What is the number of lines in the data holding the word "middle"? Give that number by itself.

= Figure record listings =

+++

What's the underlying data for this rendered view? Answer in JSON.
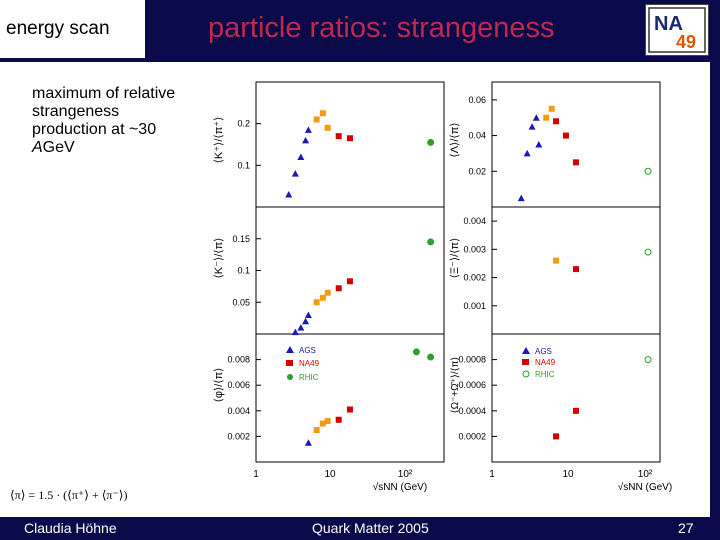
{
  "header": {
    "tab_label": "energy scan",
    "title": "particle ratios: strangeness",
    "logo_text_top": "NA",
    "logo_text_bottom": "49"
  },
  "note": {
    "line1": "maximum of relative",
    "line2": "strangeness",
    "line3": "production at ~30",
    "line4_italic": "A",
    "line4_rest": "GeV"
  },
  "formula": "⟨π⟩ = 1.5 · (⟨π⁺⟩ + ⟨π⁻⟩)",
  "footer": {
    "author": "Claudia Höhne",
    "conference": "Quark Matter 2005",
    "page": "27"
  },
  "colors": {
    "AGS": "#1a1ab4",
    "NA49_orange": "#f39c12",
    "NA49_red": "#d40000",
    "RHIC": "#2ca02c"
  },
  "chart_data": [
    {
      "type": "scatter",
      "panel": "K+/pi+ (left top)",
      "ylabel": "⟨K⁺⟩/⟨π⁺⟩",
      "yticks": [
        "0.1",
        "0.2"
      ],
      "ylim": [
        0.0,
        0.3
      ],
      "series": [
        {
          "name": "AGS",
          "x": [
            2.7,
            3.3,
            3.9,
            4.5,
            4.9
          ],
          "y": [
            0.03,
            0.08,
            0.12,
            0.16,
            0.185
          ]
        },
        {
          "name": "NA49 orange",
          "x": [
            6.3,
            7.6,
            8.8
          ],
          "y": [
            0.21,
            0.225,
            0.19
          ]
        },
        {
          "name": "NA49 red",
          "x": [
            12.3,
            17.3
          ],
          "y": [
            0.17,
            0.165
          ]
        },
        {
          "name": "RHIC",
          "x": [
            200
          ],
          "y": [
            0.155
          ]
        }
      ]
    },
    {
      "type": "scatter",
      "panel": "K-/pi (left middle)",
      "ylabel": "⟨K⁻⟩/⟨π⟩",
      "yticks": [
        "0.05",
        "0.1",
        "0.15"
      ],
      "ylim": [
        0.0,
        0.2
      ],
      "series": [
        {
          "name": "AGS",
          "x": [
            3.3,
            3.9,
            4.5,
            4.9
          ],
          "y": [
            0.003,
            0.01,
            0.02,
            0.03
          ]
        },
        {
          "name": "NA49 orange",
          "x": [
            6.3,
            7.6,
            8.8
          ],
          "y": [
            0.05,
            0.057,
            0.065
          ]
        },
        {
          "name": "NA49 red",
          "x": [
            12.3,
            17.3
          ],
          "y": [
            0.072,
            0.083
          ]
        },
        {
          "name": "RHIC",
          "x": [
            200
          ],
          "y": [
            0.145
          ]
        }
      ]
    },
    {
      "type": "scatter",
      "panel": "phi/pi (left bottom)",
      "ylabel": "⟨φ⟩/⟨π⟩",
      "yticks": [
        "0.002",
        "0.004",
        "0.006",
        "0.008"
      ],
      "ylim": [
        0.0,
        0.01
      ],
      "series": [
        {
          "name": "AGS",
          "x": [
            4.9
          ],
          "y": [
            0.0015
          ]
        },
        {
          "name": "NA49 orange",
          "x": [
            6.3,
            7.6,
            8.8
          ],
          "y": [
            0.0025,
            0.003,
            0.0032
          ]
        },
        {
          "name": "NA49 red",
          "x": [
            12.3,
            17.3
          ],
          "y": [
            0.0033,
            0.0041
          ]
        },
        {
          "name": "RHIC",
          "x": [
            130,
            200
          ],
          "y": [
            0.0086,
            0.0082
          ]
        }
      ]
    },
    {
      "type": "scatter",
      "panel": "Lambda/pi (right top)",
      "ylabel": "⟨Λ⟩/⟨π⟩",
      "yticks": [
        "0.02",
        "0.04",
        "0.06"
      ],
      "ylim": [
        0.0,
        0.07
      ],
      "series": [
        {
          "name": "AGS",
          "x": [
            2.7,
            3.3,
            3.9,
            4.5,
            4.9
          ],
          "y": [
            0.005,
            0.03,
            0.045,
            0.05,
            0.035
          ]
        },
        {
          "name": "NA49 orange",
          "x": [
            6.3,
            7.6
          ],
          "y": [
            0.05,
            0.055
          ]
        },
        {
          "name": "NA49 red",
          "x": [
            8.8,
            12.3,
            17.3
          ],
          "y": [
            0.048,
            0.04,
            0.025
          ]
        },
        {
          "name": "RHIC",
          "x": [
            200
          ],
          "y": [
            0.02
          ]
        }
      ]
    },
    {
      "type": "scatter",
      "panel": "Xi-/pi (right middle)",
      "ylabel": "⟨Ξ⁻⟩/⟨π⟩",
      "yticks": [
        "0.001",
        "0.002",
        "0.003",
        "0.004"
      ],
      "ylim": [
        0.0,
        0.0045
      ],
      "series": [
        {
          "name": "NA49 orange",
          "x": [
            8.8
          ],
          "y": [
            0.0026
          ]
        },
        {
          "name": "NA49 red",
          "x": [
            17.3
          ],
          "y": [
            0.0023
          ]
        },
        {
          "name": "RHIC",
          "x": [
            200
          ],
          "y": [
            0.0029
          ]
        }
      ]
    },
    {
      "type": "scatter",
      "panel": "Omega/pi (right bottom)",
      "ylabel": "⟨Ω⁻+Ω̄⁺⟩/⟨π⟩",
      "yticks": [
        "0.0002",
        "0.0004",
        "0.0006",
        "0.0008"
      ],
      "ylim": [
        0.0,
        0.001
      ],
      "series": [
        {
          "name": "NA49 red",
          "x": [
            8.8,
            17.3
          ],
          "y": [
            0.0002,
            0.0004
          ]
        },
        {
          "name": "RHIC",
          "x": [
            200
          ],
          "y": [
            0.0008
          ]
        }
      ]
    }
  ],
  "legend": [
    "AGS",
    "NA49",
    "RHIC"
  ],
  "x_axis": {
    "ticks": [
      "1",
      "10",
      "10²"
    ],
    "label": "√sNN (GeV)",
    "xlim": [
      1,
      300
    ]
  }
}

+++

= TASK RESULT =
2